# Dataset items
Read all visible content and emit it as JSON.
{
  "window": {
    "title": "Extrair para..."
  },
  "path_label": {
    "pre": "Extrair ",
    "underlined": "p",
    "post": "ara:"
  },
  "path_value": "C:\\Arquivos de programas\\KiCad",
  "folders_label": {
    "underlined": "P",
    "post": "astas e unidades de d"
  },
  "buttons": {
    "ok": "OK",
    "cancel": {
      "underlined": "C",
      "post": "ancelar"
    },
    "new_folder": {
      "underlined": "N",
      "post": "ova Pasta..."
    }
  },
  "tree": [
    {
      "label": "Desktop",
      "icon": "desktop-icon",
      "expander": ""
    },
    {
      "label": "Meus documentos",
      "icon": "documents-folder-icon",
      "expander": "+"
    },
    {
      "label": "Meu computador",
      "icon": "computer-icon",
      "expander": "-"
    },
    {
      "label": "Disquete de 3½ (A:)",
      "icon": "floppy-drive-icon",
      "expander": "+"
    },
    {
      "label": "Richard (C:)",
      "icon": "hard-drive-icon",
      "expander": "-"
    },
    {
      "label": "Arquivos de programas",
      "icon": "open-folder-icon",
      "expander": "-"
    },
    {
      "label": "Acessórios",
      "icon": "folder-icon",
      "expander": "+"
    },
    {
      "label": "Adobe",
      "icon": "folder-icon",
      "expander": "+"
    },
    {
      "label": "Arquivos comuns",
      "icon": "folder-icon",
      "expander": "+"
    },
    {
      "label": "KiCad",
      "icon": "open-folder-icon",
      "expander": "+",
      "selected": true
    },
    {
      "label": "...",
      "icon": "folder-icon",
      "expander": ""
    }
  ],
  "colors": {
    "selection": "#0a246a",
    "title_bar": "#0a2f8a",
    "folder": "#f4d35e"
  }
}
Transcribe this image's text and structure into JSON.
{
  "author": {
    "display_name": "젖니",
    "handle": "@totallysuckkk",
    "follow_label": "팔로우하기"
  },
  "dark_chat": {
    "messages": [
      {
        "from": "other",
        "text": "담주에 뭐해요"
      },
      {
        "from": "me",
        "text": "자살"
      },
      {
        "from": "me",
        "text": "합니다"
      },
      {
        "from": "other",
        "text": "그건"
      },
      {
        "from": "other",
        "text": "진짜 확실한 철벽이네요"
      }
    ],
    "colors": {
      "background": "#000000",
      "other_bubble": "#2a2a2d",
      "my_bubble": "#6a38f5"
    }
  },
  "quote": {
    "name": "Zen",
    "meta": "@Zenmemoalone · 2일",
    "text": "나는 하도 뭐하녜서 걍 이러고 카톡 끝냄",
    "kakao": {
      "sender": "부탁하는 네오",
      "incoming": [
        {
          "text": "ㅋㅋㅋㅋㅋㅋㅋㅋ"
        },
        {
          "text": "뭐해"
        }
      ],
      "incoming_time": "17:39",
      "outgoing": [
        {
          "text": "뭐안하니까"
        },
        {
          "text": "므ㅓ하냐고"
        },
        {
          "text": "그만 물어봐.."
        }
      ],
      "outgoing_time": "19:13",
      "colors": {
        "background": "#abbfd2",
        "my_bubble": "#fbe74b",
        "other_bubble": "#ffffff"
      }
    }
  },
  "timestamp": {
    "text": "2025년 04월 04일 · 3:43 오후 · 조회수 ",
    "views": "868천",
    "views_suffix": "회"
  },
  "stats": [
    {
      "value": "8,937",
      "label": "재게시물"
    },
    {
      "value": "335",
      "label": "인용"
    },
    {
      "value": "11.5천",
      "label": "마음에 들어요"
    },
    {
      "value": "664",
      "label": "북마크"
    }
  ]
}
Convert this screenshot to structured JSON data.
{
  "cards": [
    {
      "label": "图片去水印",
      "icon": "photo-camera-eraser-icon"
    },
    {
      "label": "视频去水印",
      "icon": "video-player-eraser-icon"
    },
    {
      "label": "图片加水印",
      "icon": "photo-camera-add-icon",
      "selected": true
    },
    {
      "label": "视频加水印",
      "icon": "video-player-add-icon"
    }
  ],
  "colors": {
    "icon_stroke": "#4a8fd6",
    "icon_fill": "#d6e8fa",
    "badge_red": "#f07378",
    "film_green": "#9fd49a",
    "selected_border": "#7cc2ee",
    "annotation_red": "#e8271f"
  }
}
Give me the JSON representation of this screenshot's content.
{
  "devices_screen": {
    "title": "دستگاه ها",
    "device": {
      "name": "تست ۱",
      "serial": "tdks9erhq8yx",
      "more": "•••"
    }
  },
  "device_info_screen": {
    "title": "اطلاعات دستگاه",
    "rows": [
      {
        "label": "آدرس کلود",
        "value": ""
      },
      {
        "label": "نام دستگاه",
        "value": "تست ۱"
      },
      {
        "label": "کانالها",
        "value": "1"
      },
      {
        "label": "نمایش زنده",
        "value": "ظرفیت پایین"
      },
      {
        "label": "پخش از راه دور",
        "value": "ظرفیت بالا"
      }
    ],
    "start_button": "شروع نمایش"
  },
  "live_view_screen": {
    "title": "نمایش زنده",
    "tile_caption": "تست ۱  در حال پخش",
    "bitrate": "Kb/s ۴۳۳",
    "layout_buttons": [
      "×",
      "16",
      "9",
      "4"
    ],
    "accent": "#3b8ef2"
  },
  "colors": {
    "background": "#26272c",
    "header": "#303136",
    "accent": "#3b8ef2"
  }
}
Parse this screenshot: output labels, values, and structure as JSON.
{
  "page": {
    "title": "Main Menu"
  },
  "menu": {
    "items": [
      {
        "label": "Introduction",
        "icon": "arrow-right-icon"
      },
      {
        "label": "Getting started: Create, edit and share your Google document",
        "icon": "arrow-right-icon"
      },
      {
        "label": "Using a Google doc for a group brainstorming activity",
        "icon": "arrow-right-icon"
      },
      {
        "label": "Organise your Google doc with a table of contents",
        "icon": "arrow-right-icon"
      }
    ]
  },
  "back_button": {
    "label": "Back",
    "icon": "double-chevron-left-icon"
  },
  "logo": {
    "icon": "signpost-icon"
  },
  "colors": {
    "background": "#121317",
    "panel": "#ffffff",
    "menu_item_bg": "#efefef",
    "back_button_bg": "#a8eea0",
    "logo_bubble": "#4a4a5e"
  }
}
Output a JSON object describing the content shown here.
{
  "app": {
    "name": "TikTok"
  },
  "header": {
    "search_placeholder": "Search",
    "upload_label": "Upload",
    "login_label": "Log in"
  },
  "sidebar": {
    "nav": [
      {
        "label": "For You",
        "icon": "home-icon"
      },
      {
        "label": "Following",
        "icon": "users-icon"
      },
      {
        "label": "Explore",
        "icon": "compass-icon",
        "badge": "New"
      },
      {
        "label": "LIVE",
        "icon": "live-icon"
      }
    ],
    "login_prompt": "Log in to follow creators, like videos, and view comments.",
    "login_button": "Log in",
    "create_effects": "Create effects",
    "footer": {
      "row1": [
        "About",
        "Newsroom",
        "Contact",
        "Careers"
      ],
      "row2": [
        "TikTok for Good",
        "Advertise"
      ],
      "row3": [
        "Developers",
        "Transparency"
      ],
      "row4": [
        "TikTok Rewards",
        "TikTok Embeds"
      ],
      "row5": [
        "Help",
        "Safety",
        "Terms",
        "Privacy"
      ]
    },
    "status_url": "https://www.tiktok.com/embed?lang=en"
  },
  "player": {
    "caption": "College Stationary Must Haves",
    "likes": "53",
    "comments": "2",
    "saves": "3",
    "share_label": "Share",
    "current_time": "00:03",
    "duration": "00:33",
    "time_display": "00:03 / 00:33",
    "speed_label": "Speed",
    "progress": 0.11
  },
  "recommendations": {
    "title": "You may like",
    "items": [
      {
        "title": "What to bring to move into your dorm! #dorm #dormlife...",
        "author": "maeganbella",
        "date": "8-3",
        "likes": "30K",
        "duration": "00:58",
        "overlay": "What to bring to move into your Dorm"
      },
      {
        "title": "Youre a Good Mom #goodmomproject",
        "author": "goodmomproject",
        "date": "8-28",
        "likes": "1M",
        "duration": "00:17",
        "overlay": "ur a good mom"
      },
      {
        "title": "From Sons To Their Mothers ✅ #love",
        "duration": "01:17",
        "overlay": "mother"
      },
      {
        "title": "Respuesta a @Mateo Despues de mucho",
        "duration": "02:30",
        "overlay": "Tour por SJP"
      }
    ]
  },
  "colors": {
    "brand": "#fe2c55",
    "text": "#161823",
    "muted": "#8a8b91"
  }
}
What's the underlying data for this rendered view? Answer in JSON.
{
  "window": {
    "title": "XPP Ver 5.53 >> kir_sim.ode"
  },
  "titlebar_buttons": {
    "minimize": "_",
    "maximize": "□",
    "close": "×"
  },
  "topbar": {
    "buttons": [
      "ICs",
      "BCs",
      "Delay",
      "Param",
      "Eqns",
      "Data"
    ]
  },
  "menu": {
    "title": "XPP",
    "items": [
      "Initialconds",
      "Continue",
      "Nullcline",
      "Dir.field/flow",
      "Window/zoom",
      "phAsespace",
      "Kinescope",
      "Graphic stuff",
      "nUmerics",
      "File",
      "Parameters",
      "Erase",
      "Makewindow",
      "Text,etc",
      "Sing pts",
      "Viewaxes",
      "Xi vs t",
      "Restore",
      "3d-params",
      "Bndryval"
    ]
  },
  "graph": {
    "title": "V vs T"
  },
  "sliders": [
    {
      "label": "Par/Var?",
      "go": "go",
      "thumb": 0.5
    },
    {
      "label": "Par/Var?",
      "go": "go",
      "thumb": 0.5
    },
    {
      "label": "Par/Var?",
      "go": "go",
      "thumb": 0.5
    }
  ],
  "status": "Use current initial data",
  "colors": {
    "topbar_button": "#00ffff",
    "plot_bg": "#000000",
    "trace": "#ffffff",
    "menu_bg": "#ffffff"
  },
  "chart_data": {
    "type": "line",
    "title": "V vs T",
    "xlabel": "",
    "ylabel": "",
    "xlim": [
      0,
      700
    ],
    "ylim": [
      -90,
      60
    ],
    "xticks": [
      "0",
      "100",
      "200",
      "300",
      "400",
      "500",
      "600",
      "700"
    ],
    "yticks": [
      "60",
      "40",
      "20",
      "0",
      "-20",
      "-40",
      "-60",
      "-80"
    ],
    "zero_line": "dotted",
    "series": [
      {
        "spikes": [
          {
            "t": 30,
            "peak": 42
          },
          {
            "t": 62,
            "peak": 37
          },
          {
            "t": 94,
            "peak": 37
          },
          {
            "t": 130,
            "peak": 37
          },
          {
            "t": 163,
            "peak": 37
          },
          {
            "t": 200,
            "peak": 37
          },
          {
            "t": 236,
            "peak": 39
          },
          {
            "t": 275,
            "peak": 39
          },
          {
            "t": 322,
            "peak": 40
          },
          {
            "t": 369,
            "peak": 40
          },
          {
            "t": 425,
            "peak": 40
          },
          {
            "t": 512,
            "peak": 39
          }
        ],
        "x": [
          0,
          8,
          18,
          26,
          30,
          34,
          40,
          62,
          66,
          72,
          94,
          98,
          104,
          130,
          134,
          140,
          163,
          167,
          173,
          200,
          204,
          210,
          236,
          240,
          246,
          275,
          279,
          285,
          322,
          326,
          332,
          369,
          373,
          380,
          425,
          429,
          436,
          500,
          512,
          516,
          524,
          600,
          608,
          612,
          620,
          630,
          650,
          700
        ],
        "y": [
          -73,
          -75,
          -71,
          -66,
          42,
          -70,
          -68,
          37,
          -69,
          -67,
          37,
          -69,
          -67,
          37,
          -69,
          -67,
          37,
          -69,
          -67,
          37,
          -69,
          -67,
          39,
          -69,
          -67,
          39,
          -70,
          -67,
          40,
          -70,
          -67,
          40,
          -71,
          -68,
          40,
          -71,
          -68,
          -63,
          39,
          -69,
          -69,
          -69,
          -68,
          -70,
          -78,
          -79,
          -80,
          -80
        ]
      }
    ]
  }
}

# WHAT YOU ARE ASKED TO DO
Search the preceding listing for the word "goodmomproject" and pull out every line that holds it.

# EXERCISE OUTPUT
        "title": "Youre a Good Mom #goodmomproject",
        "author": "goodmomproject",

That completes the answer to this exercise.